> **Available records**
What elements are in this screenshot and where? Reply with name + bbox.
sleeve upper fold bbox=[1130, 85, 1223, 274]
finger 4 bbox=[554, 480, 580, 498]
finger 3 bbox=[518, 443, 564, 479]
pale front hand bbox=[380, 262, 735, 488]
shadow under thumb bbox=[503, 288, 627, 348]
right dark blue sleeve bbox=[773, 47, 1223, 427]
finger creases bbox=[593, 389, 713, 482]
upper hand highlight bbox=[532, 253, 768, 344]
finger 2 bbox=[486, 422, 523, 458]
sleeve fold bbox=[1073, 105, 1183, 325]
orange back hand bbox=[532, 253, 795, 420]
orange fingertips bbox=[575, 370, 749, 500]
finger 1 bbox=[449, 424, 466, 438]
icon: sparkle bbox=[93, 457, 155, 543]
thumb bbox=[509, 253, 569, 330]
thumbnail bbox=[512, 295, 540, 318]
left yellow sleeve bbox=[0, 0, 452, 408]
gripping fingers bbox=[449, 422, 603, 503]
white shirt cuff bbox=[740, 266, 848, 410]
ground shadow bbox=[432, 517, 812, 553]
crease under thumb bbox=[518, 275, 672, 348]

> **Task goal**
Rewrite each line of the listing as a row of a Markdown table, omitting any blank lines. Use "Row" for the line number and "Entry" for the line itself.

> **Output for this exercise**
| Row | Entry |
|---|---|
| 1 | What elements are in this screenshot and where? Reply with name + bbox. |
| 2 | sleeve upper fold bbox=[1130, 85, 1223, 274] |
| 3 | finger 4 bbox=[554, 480, 580, 498] |
| 4 | finger 3 bbox=[518, 443, 564, 479] |
| 5 | pale front hand bbox=[380, 262, 735, 488] |
| 6 | shadow under thumb bbox=[503, 288, 627, 348] |
| 7 | right dark blue sleeve bbox=[773, 47, 1223, 427] |
| 8 | finger creases bbox=[593, 389, 713, 482] |
| 9 | upper hand highlight bbox=[532, 253, 768, 344] |
| 10 | finger 2 bbox=[486, 422, 523, 458] |
| 11 | sleeve fold bbox=[1073, 105, 1183, 325] |
| 12 | orange back hand bbox=[532, 253, 795, 420] |
| 13 | orange fingertips bbox=[575, 370, 749, 500] |
| 14 | finger 1 bbox=[449, 424, 466, 438] |
| 15 | icon: sparkle bbox=[93, 457, 155, 543] |
| 16 | thumb bbox=[509, 253, 569, 330] |
| 17 | thumbnail bbox=[512, 295, 540, 318] |
| 18 | left yellow sleeve bbox=[0, 0, 452, 408] |
| 19 | gripping fingers bbox=[449, 422, 603, 503] |
| 20 | white shirt cuff bbox=[740, 266, 848, 410] |
| 21 | ground shadow bbox=[432, 517, 812, 553] |
| 22 | crease under thumb bbox=[518, 275, 672, 348] |